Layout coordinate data
☆ ☆ ☆ ☆ ☆ ☆ ☆

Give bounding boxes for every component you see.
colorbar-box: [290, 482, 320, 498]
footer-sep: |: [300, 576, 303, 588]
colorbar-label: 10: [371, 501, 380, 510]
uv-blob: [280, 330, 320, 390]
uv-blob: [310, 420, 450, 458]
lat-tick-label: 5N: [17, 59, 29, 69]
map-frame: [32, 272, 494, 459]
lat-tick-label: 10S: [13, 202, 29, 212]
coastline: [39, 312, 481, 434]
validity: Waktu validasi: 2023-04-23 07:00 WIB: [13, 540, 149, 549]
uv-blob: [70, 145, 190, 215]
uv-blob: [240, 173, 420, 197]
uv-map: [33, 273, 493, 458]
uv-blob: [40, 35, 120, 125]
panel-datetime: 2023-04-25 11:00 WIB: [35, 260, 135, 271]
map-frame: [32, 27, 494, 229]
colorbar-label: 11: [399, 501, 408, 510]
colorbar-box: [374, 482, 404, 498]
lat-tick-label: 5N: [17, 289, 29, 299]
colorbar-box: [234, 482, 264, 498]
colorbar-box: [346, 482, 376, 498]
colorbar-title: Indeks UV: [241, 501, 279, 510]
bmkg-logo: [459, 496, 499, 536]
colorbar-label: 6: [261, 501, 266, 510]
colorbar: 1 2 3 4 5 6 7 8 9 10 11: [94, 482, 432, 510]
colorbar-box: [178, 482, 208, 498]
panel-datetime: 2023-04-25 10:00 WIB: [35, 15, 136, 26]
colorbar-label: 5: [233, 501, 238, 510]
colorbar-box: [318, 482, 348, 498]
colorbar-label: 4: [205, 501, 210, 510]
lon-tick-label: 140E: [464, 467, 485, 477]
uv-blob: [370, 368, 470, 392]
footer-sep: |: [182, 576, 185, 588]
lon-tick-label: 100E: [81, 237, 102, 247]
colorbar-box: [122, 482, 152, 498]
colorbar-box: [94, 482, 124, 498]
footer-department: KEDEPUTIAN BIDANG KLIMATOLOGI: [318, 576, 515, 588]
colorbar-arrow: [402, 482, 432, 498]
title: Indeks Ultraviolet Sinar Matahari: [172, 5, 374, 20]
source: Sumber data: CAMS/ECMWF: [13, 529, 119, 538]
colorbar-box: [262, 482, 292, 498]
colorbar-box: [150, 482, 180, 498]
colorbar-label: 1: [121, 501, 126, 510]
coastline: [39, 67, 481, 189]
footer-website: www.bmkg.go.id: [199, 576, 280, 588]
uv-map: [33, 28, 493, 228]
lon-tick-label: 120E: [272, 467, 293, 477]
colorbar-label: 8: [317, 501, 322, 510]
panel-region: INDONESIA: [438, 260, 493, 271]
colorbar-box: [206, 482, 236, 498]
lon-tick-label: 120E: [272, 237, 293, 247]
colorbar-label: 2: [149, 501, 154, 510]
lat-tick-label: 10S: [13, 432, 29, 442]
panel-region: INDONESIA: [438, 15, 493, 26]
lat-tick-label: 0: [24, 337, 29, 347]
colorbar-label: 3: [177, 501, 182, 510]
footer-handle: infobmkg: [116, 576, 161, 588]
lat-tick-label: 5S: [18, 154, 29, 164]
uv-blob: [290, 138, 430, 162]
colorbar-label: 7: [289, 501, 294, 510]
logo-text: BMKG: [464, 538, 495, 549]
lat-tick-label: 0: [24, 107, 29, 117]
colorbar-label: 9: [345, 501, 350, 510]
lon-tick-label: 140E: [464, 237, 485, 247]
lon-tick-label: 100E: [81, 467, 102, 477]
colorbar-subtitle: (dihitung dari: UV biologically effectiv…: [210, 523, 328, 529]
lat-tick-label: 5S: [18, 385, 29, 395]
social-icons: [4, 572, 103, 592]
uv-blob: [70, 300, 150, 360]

☆ ☆ ☆ ☆ ☆ ☆ ☆

▶ AIM:
Reproduce the material above with each "uv-blob" swapped for "uv-region", keeping everything else the same.

▶ THE RESULT:
Give bounding boxes for every component you see.
colorbar-box: [290, 482, 320, 498]
footer-sep: |: [300, 576, 303, 588]
colorbar-label: 10: [371, 501, 380, 510]
uv-region: [280, 330, 320, 390]
uv-region: [310, 420, 450, 458]
lat-tick-label: 5N: [17, 59, 29, 69]
map-frame: [32, 272, 494, 459]
lat-tick-label: 10S: [13, 202, 29, 212]
coastline: [39, 312, 481, 434]
validity: Waktu validasi: 2023-04-23 07:00 WIB: [13, 540, 149, 549]
uv-region: [70, 145, 190, 215]
uv-region: [240, 173, 420, 197]
uv-map: [33, 273, 493, 458]
uv-region: [40, 35, 120, 125]
panel-datetime: 2023-04-25 11:00 WIB: [35, 260, 135, 271]
map-frame: [32, 27, 494, 229]
colorbar-label: 11: [399, 501, 408, 510]
colorbar-box: [374, 482, 404, 498]
lat-tick-label: 5N: [17, 289, 29, 299]
colorbar-box: [234, 482, 264, 498]
colorbar-box: [346, 482, 376, 498]
colorbar-title: Indeks UV: [241, 501, 279, 510]
bmkg-logo: [459, 496, 499, 536]
colorbar-label: 6: [261, 501, 266, 510]
colorbar: 1 2 3 4 5 6 7 8 9 10 11: [94, 482, 432, 510]
colorbar-box: [178, 482, 208, 498]
panel-datetime: 2023-04-25 10:00 WIB: [35, 15, 136, 26]
colorbar-label: 5: [233, 501, 238, 510]
colorbar-box: [318, 482, 348, 498]
colorbar-label: 4: [205, 501, 210, 510]
lon-tick-label: 140E: [464, 467, 485, 477]
uv-region: [370, 368, 470, 392]
footer-sep: |: [182, 576, 185, 588]
lon-tick-label: 100E: [81, 237, 102, 247]
colorbar-box: [122, 482, 152, 498]
colorbar-box: [94, 482, 124, 498]
footer-department: KEDEPUTIAN BIDANG KLIMATOLOGI: [318, 576, 515, 588]
colorbar-arrow: [402, 482, 432, 498]
title: Indeks Ultraviolet Sinar Matahari: [172, 5, 374, 20]
source: Sumber data: CAMS/ECMWF: [13, 529, 119, 538]
colorbar-box: [262, 482, 292, 498]
colorbar-box: [150, 482, 180, 498]
colorbar-label: 1: [121, 501, 126, 510]
coastline: [39, 67, 481, 189]
footer-website: www.bmkg.go.id: [199, 576, 280, 588]
uv-map: [33, 28, 493, 228]
lon-tick-label: 120E: [272, 467, 293, 477]
colorbar-label: 8: [317, 501, 322, 510]
panel-region: INDONESIA: [438, 260, 493, 271]
colorbar-box: [206, 482, 236, 498]
lon-tick-label: 120E: [272, 237, 293, 247]
colorbar-label: 2: [149, 501, 154, 510]
lat-tick-label: 10S: [13, 432, 29, 442]
panel-region: INDONESIA: [438, 15, 493, 26]
lat-tick-label: 0: [24, 337, 29, 347]
colorbar-label: 3: [177, 501, 182, 510]
footer-handle: infobmkg: [116, 576, 161, 588]
lat-tick-label: 5S: [18, 154, 29, 164]
uv-region: [290, 138, 430, 162]
colorbar-label: 7: [289, 501, 294, 510]
logo-text: BMKG: [464, 538, 495, 549]
lat-tick-label: 0: [24, 107, 29, 117]
colorbar-label: 9: [345, 501, 350, 510]
lon-tick-label: 140E: [464, 237, 485, 247]
lon-tick-label: 100E: [81, 467, 102, 477]
colorbar-subtitle: (dihitung dari: UV biologically effectiv…: [210, 523, 328, 529]
lat-tick-label: 5S: [18, 385, 29, 395]
social-icons: [4, 572, 103, 592]
uv-region: [70, 300, 150, 360]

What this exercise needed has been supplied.